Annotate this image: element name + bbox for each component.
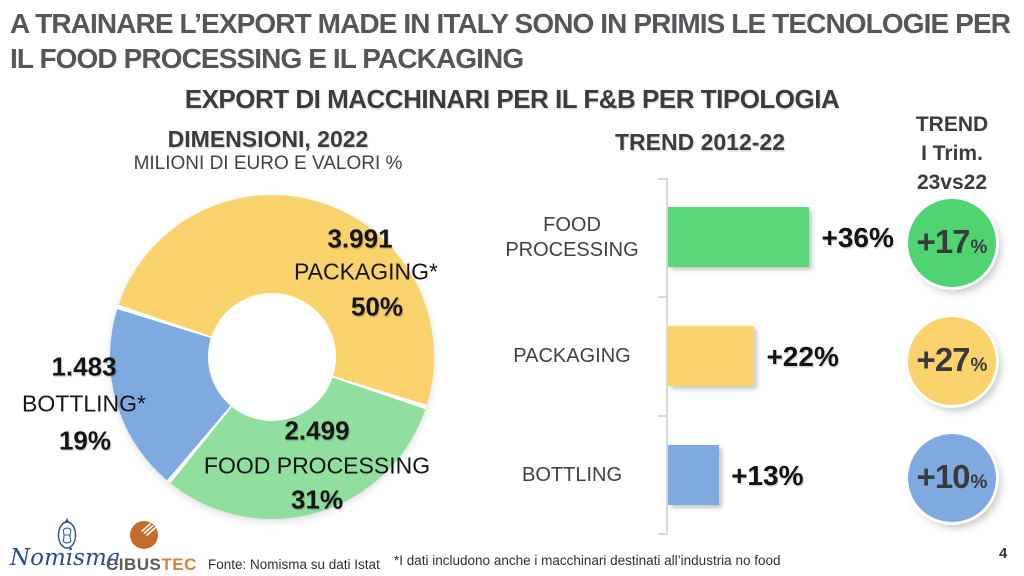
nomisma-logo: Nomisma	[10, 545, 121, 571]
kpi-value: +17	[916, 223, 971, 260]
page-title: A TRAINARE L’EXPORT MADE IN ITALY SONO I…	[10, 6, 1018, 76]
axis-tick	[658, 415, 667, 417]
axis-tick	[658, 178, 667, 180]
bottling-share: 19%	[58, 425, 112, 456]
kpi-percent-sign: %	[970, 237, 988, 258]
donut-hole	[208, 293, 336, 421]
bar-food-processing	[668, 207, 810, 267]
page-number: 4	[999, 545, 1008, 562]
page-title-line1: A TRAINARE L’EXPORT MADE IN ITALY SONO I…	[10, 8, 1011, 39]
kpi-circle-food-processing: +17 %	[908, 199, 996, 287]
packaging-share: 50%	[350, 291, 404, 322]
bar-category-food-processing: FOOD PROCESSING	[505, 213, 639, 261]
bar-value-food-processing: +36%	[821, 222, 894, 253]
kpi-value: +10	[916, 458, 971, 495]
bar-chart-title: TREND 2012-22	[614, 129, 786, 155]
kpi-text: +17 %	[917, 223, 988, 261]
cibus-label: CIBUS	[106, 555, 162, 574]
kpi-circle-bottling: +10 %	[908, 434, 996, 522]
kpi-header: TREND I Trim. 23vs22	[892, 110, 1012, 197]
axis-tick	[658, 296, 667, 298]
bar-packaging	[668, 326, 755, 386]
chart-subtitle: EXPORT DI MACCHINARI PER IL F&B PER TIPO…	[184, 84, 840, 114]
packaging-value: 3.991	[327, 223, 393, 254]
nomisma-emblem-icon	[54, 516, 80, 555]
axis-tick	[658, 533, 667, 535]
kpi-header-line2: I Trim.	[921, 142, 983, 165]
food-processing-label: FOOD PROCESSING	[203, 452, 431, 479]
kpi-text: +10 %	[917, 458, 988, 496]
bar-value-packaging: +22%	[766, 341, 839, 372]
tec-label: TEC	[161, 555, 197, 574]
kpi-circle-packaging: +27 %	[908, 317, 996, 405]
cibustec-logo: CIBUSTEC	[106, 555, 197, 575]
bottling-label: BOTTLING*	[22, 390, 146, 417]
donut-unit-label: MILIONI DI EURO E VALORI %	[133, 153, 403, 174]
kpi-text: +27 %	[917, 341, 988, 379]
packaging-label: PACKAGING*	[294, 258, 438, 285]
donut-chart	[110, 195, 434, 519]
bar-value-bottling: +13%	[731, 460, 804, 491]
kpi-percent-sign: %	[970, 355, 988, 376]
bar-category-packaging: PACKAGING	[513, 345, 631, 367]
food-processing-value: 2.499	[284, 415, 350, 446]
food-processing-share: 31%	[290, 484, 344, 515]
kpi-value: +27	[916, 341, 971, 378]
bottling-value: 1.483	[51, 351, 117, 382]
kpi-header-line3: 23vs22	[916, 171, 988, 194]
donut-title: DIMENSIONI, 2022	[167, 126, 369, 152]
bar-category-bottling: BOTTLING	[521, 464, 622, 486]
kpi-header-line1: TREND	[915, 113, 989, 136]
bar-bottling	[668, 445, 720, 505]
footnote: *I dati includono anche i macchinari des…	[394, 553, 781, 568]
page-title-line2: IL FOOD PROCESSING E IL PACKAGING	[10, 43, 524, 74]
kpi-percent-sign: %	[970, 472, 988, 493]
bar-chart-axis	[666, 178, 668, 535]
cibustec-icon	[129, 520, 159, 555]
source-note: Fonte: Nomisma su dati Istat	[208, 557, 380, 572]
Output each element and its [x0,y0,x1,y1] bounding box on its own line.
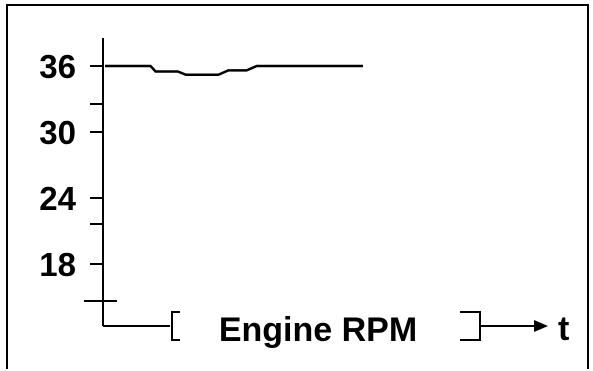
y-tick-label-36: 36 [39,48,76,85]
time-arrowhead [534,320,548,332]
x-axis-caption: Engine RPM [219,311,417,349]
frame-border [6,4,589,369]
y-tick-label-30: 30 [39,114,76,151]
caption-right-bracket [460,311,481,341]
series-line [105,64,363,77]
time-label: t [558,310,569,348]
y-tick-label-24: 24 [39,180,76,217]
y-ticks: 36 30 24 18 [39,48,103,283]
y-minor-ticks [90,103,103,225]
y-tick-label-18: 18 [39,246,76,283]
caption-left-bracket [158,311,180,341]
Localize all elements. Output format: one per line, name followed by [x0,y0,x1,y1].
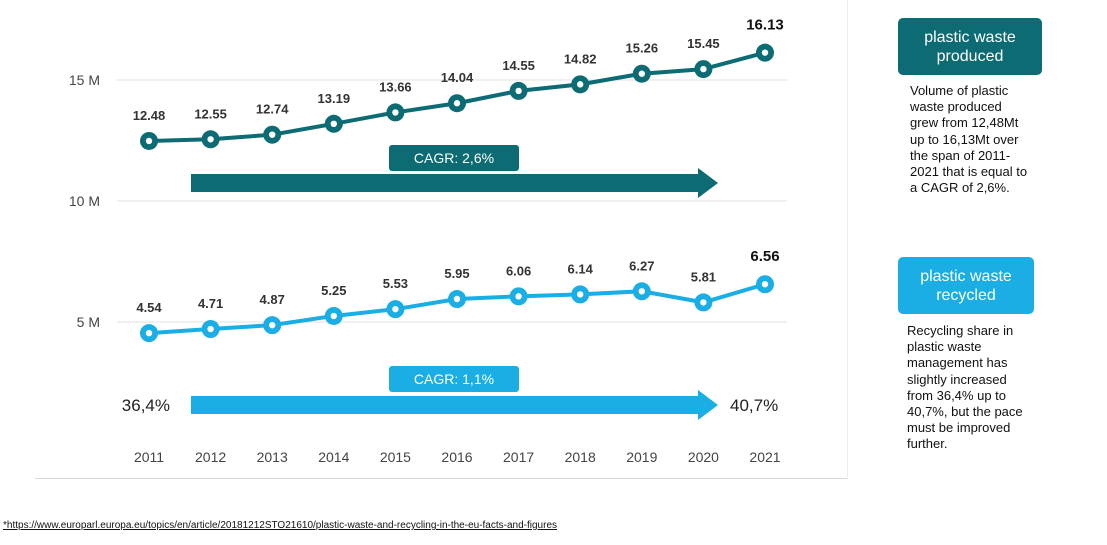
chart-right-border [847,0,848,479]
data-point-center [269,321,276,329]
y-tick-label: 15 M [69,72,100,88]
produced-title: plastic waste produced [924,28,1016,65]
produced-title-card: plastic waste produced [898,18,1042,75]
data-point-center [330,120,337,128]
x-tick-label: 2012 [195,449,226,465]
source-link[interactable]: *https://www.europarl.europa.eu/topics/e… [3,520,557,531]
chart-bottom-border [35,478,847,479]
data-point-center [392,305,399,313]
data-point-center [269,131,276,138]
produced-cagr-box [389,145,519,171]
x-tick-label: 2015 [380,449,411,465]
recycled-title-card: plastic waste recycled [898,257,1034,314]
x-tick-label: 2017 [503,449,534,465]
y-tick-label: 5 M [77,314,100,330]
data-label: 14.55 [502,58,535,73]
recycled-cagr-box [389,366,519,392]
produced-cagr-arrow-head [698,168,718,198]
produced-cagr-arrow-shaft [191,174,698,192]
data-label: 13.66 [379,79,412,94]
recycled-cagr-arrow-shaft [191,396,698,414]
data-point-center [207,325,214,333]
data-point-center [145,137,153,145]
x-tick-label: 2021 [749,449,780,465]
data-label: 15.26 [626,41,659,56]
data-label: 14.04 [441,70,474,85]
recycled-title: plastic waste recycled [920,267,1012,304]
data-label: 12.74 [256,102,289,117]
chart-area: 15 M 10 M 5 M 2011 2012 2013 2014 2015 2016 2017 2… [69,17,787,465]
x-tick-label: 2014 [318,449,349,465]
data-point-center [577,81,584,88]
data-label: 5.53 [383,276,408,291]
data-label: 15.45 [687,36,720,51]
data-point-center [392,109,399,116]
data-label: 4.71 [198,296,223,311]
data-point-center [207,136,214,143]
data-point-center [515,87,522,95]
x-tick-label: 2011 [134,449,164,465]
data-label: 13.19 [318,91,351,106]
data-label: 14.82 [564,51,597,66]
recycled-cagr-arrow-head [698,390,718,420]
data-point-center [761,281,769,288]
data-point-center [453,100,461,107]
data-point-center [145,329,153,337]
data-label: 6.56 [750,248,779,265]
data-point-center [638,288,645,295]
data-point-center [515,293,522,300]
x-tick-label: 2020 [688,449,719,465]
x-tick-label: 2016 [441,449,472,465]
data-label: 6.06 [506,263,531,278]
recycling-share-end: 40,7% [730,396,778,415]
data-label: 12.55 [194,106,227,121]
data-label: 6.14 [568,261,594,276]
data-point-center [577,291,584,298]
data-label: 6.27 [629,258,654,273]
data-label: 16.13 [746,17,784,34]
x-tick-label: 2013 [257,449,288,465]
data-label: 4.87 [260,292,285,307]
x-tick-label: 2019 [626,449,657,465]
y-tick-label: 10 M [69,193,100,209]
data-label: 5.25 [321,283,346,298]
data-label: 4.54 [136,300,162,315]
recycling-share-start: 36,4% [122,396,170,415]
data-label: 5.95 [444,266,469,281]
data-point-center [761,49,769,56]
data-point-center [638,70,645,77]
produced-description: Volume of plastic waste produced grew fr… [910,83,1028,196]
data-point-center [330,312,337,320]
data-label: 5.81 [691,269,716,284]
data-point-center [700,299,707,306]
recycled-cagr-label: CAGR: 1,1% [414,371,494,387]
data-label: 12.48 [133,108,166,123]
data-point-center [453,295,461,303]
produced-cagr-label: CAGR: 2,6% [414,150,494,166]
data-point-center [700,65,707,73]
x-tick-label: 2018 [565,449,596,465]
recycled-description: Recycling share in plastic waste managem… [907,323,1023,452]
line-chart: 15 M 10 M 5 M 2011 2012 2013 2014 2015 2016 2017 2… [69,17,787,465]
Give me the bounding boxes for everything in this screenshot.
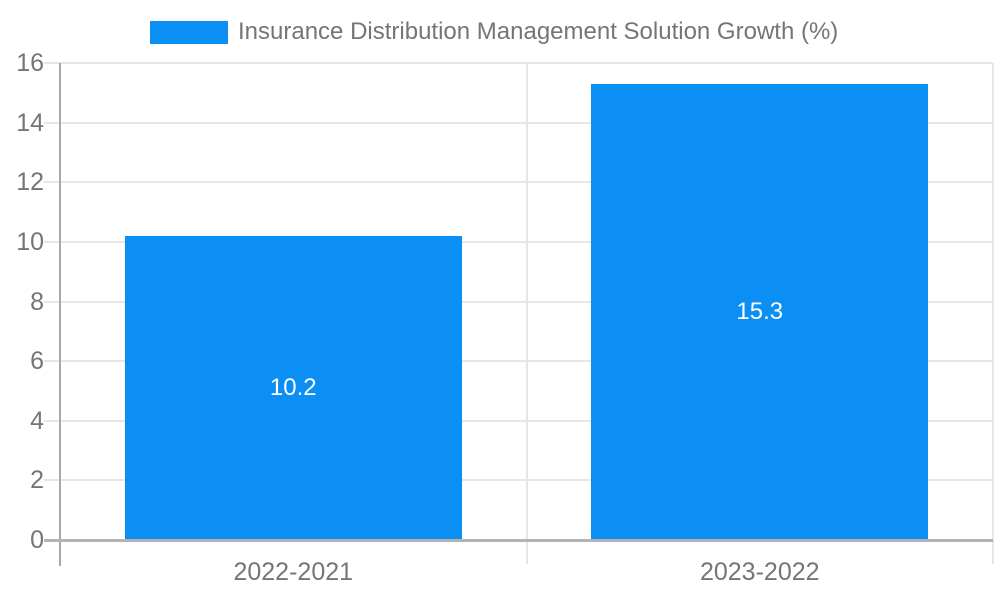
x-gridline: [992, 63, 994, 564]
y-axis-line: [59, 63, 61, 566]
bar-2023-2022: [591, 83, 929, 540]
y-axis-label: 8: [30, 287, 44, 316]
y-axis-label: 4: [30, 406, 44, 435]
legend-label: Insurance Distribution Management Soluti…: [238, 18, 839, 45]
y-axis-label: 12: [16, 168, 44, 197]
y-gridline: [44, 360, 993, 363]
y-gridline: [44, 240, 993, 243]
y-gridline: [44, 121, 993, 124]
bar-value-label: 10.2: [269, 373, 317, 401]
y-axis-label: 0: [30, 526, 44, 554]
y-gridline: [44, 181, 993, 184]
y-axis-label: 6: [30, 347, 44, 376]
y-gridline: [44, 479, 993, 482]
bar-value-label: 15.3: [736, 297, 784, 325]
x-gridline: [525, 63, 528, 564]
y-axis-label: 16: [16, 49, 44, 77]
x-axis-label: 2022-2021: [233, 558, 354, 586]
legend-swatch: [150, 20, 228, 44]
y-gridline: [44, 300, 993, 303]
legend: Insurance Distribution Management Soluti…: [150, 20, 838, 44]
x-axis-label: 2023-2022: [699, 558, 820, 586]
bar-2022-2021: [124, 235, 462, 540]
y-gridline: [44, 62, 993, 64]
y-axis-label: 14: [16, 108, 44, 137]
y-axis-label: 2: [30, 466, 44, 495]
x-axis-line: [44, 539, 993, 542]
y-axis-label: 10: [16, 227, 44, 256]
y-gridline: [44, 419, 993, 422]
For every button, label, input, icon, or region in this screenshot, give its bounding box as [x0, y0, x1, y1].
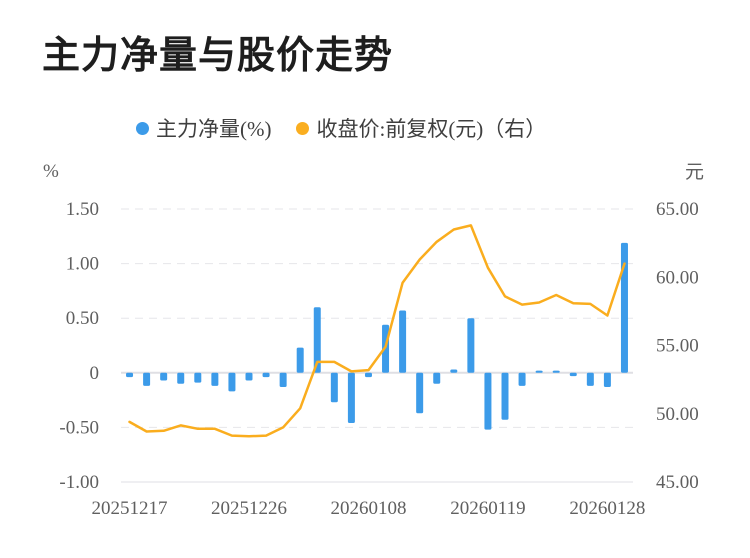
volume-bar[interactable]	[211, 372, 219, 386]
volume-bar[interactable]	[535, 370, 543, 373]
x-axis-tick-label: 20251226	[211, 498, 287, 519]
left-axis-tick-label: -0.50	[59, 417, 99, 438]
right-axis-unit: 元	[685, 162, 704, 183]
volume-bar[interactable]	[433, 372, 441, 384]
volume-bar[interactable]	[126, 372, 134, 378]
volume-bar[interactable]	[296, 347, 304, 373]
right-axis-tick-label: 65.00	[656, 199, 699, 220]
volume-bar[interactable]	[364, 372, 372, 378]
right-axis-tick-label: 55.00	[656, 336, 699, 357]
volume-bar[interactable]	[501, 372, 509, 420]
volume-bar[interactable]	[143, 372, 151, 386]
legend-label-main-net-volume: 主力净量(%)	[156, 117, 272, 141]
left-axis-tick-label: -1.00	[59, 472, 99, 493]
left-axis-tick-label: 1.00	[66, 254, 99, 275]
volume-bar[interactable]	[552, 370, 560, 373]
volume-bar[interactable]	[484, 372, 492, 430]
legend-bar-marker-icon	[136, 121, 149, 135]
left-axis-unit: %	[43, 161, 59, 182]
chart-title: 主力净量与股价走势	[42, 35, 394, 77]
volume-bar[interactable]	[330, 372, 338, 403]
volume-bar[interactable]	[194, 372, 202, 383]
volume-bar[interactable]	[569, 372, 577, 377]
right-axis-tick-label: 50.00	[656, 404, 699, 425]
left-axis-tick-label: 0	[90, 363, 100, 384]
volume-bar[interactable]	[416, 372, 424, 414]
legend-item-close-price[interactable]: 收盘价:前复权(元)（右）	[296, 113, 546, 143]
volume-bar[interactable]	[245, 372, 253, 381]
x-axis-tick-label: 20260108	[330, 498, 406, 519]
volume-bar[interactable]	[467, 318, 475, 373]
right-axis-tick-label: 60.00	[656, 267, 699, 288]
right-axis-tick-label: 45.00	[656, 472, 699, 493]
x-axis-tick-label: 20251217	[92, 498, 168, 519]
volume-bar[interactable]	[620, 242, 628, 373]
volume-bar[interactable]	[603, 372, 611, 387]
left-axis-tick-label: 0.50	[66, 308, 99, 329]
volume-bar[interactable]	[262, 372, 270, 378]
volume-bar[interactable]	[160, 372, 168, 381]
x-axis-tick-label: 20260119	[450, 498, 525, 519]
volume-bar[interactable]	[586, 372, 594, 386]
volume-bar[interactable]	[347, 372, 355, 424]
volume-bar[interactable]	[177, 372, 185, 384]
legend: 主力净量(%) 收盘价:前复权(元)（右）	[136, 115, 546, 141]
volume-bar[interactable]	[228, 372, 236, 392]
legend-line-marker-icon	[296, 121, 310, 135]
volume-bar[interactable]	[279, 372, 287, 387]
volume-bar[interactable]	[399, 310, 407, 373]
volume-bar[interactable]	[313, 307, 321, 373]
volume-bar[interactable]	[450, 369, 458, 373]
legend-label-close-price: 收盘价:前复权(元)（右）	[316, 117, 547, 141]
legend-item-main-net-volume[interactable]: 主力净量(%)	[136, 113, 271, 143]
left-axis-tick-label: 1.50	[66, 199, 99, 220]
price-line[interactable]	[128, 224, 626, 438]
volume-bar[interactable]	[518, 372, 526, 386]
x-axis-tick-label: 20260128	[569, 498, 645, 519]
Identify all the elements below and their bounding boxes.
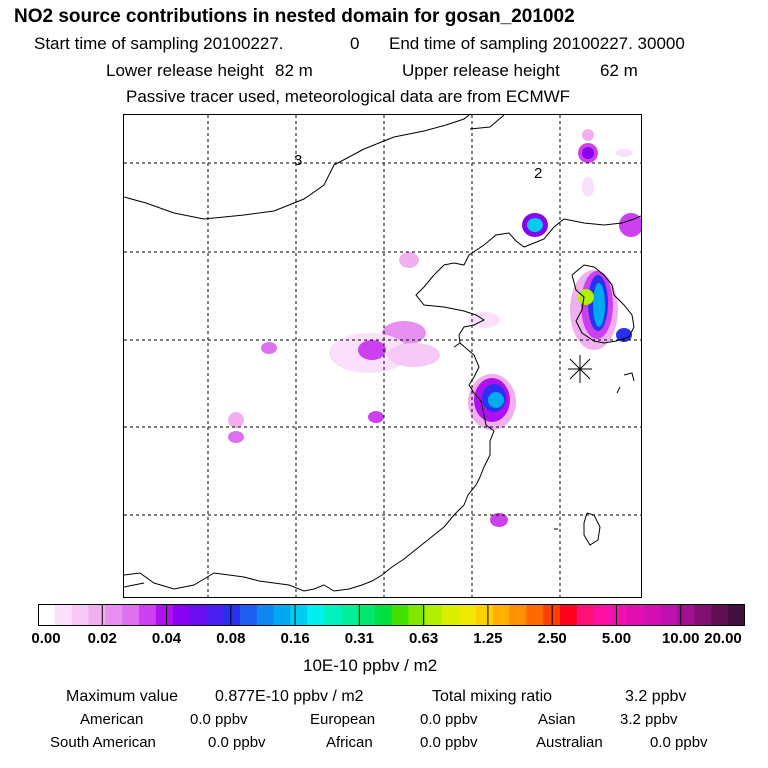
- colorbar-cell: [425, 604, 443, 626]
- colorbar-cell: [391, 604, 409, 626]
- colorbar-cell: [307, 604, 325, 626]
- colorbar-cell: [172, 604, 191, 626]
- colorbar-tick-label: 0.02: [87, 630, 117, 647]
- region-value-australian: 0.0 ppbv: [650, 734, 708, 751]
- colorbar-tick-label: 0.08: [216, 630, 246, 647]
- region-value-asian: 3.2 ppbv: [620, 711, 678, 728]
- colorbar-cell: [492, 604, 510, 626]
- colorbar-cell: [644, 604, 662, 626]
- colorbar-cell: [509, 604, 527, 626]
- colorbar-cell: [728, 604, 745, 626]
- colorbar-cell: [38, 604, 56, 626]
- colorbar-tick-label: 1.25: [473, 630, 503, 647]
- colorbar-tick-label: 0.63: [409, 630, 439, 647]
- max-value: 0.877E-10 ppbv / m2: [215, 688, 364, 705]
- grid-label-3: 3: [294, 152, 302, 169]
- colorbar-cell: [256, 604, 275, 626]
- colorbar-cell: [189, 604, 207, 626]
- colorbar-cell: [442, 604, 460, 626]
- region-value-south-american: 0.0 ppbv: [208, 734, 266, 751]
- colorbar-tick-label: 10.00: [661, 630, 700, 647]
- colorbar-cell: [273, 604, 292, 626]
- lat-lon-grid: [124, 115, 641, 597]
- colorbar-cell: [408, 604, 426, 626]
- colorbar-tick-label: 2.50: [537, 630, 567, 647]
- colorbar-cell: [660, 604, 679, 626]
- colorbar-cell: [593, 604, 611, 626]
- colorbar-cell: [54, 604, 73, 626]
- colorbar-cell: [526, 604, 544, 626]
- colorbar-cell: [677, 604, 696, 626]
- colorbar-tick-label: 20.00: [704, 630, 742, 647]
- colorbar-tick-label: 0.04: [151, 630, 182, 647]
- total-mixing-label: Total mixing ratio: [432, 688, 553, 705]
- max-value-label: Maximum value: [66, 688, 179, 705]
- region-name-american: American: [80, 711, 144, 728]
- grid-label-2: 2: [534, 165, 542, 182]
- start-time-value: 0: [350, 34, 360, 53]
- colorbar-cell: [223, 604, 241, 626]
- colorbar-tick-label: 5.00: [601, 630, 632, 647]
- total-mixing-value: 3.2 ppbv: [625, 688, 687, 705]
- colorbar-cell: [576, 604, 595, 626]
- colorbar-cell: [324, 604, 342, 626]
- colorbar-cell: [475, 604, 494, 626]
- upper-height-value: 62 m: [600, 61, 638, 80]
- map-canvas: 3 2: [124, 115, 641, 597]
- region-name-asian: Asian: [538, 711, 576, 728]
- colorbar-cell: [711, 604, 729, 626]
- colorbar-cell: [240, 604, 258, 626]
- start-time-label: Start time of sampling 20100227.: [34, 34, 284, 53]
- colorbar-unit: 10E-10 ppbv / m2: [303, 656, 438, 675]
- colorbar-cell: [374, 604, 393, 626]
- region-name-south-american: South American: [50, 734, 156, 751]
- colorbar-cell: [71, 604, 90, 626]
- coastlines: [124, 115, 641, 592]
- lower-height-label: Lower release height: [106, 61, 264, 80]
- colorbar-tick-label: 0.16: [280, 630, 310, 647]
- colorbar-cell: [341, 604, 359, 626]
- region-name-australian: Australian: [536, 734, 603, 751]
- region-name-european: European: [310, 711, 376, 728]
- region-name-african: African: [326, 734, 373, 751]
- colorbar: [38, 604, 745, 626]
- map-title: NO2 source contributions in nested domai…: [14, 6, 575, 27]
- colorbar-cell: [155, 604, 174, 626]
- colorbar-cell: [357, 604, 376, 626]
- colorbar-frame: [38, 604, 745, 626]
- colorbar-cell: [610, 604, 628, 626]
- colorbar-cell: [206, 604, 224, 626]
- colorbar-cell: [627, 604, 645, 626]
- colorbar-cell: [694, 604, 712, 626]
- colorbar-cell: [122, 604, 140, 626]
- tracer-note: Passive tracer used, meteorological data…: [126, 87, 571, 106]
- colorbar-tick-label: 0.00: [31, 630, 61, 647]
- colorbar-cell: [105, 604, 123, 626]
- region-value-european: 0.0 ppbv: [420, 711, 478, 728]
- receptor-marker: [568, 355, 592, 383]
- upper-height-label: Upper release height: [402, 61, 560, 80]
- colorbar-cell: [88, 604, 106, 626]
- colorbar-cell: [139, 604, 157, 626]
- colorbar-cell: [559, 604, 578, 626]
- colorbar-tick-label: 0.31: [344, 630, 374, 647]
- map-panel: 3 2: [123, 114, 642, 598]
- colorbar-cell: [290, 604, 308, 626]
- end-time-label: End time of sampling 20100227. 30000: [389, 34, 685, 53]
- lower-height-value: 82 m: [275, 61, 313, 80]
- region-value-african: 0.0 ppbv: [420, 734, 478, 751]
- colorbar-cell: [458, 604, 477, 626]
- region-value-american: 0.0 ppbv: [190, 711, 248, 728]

○ ○ ○ ○ ○ ○ ○

Stated exercise ▸ Reproduce verbatim the part of the entries that opens with the line containing "chart-right-border [847,0,848,479]" and closes with the line containing "data-label: 4.71 [198,296,223,311]", including both of those lines.

Finished task ▸
chart-right-border [847,0,848,479]
data-point-center [269,321,276,329]
y-tick-label: 15 M [69,72,100,88]
produced-title: plastic waste produced [924,28,1016,65]
produced-title-card: plastic waste produced [898,18,1042,75]
data-point-center [330,120,337,128]
x-tick-label: 2012 [195,449,226,465]
source-link[interactable]: *https://www.europarl.europa.eu/topics/e… [3,520,557,531]
chart-bottom-border [35,478,847,479]
data-point-center [392,305,399,313]
data-point-center [269,131,276,138]
produced-cagr-box [389,145,519,171]
x-tick-label: 2015 [380,449,411,465]
recycled-title-card: plastic waste recycled [898,257,1034,314]
x-tick-label: 2017 [503,449,534,465]
y-tick-label: 5 M [77,314,100,330]
data-label: 14.55 [502,58,535,73]
recycled-cagr-box [389,366,519,392]
produced-cagr-arrow-head [698,168,718,198]
produced-cagr-arrow-shaft [191,174,698,192]
data-label: 13.66 [379,79,412,94]
recycled-cagr-arrow-shaft [191,396,698,414]
data-point-center [207,325,214,333]
data-point-center [145,137,153,145]
x-tick-label: 2021 [749,449,780,465]
data-label: 15.26 [626,41,659,56]
data-label: 14.04 [441,70,474,85]
recycled-title: plastic waste recycled [920,267,1012,304]
data-label: 12.74 [256,102,289,117]
chart-area: 15 M 10 M 5 M 2011 2012 2013 2014 2015 2016 2017 2… [69,17,787,465]
x-tick-label: 2014 [318,449,349,465]
data-point-center [577,81,584,88]
data-label: 5.53 [383,276,408,291]
data-label: 15.45 [687,36,720,51]
data-point-center [392,109,399,116]
data-label: 4.71 [198,296,223,311]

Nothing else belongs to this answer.